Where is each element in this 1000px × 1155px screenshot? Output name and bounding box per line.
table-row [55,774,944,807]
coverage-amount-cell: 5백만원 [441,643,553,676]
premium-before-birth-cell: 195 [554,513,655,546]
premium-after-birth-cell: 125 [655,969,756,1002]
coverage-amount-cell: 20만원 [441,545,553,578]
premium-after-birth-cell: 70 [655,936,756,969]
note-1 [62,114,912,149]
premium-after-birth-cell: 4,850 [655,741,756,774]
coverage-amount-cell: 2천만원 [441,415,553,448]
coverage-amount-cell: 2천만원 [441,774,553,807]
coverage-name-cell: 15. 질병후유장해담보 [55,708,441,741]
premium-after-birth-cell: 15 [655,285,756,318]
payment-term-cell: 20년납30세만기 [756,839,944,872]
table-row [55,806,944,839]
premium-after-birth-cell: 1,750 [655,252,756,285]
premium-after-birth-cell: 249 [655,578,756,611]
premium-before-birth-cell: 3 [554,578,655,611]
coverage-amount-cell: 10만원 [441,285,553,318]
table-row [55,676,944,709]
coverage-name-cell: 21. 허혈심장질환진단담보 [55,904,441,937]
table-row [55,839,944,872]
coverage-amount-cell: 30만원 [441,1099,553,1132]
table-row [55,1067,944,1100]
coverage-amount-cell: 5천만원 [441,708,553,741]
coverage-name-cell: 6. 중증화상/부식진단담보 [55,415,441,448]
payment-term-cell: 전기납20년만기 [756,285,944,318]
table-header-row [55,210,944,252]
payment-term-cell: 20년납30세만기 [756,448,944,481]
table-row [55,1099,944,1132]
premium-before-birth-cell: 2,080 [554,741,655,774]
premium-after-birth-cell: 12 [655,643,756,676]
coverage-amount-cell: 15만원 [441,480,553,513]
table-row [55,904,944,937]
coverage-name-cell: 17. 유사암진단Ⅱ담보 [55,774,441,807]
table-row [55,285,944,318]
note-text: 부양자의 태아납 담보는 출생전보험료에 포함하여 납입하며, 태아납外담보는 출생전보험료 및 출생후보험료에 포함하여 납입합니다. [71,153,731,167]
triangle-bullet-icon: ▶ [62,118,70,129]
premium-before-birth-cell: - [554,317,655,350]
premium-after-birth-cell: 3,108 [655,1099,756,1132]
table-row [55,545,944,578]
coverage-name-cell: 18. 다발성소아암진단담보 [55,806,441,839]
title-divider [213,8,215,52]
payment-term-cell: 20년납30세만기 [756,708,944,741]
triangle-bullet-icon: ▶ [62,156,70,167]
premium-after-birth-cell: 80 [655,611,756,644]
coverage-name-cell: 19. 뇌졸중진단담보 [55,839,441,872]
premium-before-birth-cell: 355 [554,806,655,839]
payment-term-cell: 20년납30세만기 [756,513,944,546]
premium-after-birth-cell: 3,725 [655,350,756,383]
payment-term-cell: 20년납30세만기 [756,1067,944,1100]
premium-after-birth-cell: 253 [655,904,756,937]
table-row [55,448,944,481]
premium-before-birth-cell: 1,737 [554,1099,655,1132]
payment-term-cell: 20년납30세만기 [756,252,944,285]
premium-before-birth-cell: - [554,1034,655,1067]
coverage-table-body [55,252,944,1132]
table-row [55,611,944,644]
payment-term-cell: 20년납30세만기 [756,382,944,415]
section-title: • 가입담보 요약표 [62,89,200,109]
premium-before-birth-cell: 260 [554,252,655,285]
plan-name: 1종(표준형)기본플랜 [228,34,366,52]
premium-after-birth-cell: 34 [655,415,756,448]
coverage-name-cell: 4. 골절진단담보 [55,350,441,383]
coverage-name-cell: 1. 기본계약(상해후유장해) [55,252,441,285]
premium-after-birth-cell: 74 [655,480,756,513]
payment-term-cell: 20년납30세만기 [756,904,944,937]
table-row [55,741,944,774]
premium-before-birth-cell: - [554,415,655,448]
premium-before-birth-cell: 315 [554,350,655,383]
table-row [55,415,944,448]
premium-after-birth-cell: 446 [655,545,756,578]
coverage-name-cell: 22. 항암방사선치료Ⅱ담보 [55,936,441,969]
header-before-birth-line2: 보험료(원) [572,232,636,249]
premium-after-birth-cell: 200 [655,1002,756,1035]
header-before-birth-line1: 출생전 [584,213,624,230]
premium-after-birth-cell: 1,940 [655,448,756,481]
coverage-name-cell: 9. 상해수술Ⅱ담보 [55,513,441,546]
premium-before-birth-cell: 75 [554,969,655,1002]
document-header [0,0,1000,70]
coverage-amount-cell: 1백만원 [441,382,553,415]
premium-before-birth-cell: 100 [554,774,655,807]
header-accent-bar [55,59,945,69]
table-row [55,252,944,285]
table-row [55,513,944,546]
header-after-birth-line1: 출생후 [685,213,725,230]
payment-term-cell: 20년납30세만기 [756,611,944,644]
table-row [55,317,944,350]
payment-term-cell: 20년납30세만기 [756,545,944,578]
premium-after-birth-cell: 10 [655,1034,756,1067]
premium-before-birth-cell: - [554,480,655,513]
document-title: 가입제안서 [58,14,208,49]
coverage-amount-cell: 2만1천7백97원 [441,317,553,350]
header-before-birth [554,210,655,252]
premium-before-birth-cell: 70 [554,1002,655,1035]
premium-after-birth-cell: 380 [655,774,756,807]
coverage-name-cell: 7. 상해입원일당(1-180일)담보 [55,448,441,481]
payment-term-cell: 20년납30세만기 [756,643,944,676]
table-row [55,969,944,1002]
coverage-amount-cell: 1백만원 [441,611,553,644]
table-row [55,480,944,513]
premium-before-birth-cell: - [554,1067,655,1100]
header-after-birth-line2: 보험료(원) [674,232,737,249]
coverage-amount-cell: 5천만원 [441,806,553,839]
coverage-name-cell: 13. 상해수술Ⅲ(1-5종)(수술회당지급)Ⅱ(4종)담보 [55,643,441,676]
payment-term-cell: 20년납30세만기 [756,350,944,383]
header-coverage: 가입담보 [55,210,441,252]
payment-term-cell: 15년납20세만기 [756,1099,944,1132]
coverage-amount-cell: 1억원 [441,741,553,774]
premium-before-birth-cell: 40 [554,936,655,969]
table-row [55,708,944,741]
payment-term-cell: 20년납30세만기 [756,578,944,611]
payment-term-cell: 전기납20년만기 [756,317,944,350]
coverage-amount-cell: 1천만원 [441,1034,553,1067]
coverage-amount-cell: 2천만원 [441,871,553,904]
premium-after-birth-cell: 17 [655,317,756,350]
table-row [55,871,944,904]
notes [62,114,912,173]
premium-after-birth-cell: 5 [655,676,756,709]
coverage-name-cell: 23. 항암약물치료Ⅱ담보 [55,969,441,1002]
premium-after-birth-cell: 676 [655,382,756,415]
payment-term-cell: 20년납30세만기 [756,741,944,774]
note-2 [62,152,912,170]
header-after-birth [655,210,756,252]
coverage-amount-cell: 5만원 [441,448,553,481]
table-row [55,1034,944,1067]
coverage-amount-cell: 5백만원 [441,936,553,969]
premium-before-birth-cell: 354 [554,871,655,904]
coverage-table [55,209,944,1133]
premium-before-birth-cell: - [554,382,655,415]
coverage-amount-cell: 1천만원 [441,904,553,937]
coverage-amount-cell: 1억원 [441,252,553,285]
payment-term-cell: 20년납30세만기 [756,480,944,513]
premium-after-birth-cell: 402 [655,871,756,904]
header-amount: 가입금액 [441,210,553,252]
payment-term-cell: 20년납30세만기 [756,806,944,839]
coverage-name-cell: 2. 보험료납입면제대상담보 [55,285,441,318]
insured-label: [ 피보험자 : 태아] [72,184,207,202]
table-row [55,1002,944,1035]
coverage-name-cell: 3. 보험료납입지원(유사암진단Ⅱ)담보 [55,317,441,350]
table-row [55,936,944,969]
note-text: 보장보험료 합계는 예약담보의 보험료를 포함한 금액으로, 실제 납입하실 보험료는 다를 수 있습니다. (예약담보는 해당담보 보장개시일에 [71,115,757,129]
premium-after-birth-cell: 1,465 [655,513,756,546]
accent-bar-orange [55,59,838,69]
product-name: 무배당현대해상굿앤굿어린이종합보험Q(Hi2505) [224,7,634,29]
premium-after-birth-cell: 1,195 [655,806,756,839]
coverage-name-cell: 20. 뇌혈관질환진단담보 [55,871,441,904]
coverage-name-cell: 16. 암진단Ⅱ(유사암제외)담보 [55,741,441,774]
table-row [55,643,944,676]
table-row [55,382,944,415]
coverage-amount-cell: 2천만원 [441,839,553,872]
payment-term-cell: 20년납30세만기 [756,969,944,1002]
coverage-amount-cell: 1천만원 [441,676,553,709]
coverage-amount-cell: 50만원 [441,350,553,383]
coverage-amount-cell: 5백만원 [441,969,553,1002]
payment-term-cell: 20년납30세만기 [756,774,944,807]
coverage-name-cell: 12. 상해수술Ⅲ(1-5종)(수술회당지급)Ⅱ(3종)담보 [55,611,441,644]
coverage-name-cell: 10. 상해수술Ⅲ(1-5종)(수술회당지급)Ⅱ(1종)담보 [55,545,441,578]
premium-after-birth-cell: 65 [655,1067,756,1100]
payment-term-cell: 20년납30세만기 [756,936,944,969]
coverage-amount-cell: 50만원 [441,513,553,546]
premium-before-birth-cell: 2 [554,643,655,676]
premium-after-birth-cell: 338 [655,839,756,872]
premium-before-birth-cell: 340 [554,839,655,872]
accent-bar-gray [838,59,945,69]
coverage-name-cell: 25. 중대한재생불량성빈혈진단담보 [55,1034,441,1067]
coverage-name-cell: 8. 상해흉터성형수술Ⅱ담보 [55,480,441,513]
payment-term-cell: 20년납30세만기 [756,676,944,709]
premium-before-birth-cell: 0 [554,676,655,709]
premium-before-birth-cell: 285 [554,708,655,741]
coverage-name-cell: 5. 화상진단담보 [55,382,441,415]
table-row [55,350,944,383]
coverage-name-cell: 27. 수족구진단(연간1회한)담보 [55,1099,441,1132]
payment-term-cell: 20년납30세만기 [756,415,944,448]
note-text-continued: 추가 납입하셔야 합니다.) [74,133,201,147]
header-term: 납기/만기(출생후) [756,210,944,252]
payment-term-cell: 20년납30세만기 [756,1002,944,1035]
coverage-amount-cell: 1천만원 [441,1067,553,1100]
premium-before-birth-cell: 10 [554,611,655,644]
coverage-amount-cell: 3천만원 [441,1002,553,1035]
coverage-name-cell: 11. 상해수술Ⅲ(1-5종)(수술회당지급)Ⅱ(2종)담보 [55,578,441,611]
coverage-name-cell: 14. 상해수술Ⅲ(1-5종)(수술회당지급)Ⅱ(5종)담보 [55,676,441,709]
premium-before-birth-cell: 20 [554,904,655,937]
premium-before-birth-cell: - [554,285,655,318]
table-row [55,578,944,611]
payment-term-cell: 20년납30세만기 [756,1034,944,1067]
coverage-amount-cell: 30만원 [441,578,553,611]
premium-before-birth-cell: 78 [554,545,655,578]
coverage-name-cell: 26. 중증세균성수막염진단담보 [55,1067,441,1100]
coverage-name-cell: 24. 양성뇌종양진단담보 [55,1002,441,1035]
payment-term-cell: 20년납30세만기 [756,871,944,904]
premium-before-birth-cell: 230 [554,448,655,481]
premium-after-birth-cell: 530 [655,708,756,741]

SET EXERCISE:
Reproduce the material above word for word, from its first line through the line containing "payment-term-cell: 20년납30세만기 [756,708,944,741]", with both of those lines included.

RESPONSE TO THIS TASK:
Where is each element in this 1000px × 1155px screenshot? Output name and bounding box per line.
table-row [55,774,944,807]
coverage-amount-cell: 5백만원 [441,643,553,676]
premium-before-birth-cell: 195 [554,513,655,546]
premium-after-birth-cell: 125 [655,969,756,1002]
coverage-amount-cell: 20만원 [441,545,553,578]
premium-after-birth-cell: 70 [655,936,756,969]
note-1 [62,114,912,149]
premium-after-birth-cell: 4,850 [655,741,756,774]
coverage-amount-cell: 2천만원 [441,415,553,448]
coverage-amount-cell: 2천만원 [441,774,553,807]
coverage-name-cell: 15. 질병후유장해담보 [55,708,441,741]
premium-after-birth-cell: 15 [655,285,756,318]
payment-term-cell: 20년납30세만기 [756,839,944,872]
table-row [55,806,944,839]
premium-after-birth-cell: 1,750 [655,252,756,285]
premium-after-birth-cell: 249 [655,578,756,611]
premium-before-birth-cell: 3 [554,578,655,611]
coverage-amount-cell: 10만원 [441,285,553,318]
table-row [55,676,944,709]
coverage-name-cell: 21. 허혈심장질환진단담보 [55,904,441,937]
table-row [55,839,944,872]
coverage-amount-cell: 30만원 [441,1099,553,1132]
table-row [55,1067,944,1100]
coverage-amount-cell: 5천만원 [441,708,553,741]
coverage-name-cell: 6. 중증화상/부식진단담보 [55,415,441,448]
payment-term-cell: 전기납20년만기 [756,285,944,318]
table-header-row [55,210,944,252]
payment-term-cell: 20년납30세만기 [756,448,944,481]
table-row [55,1099,944,1132]
premium-before-birth-cell: 2,080 [554,741,655,774]
premium-after-birth-cell: 12 [655,643,756,676]
coverage-amount-cell: 15만원 [441,480,553,513]
table-row [55,904,944,937]
coverage-name-cell: 17. 유사암진단Ⅱ담보 [55,774,441,807]
table-row [55,285,944,318]
note-text: 부양자의 태아납 담보는 출생전보험료에 포함하여 납입하며, 태아납外담보는 출생전보험료 및 출생후보험료에 포함하여 납입합니다. [71,153,731,167]
triangle-bullet-icon: ▶ [62,118,70,129]
premium-before-birth-cell: - [554,317,655,350]
premium-after-birth-cell: 3,108 [655,1099,756,1132]
table-row [55,545,944,578]
coverage-name-cell: 18. 다발성소아암진단담보 [55,806,441,839]
title-divider [213,8,215,52]
payment-term-cell: 20년납30세만기 [756,708,944,741]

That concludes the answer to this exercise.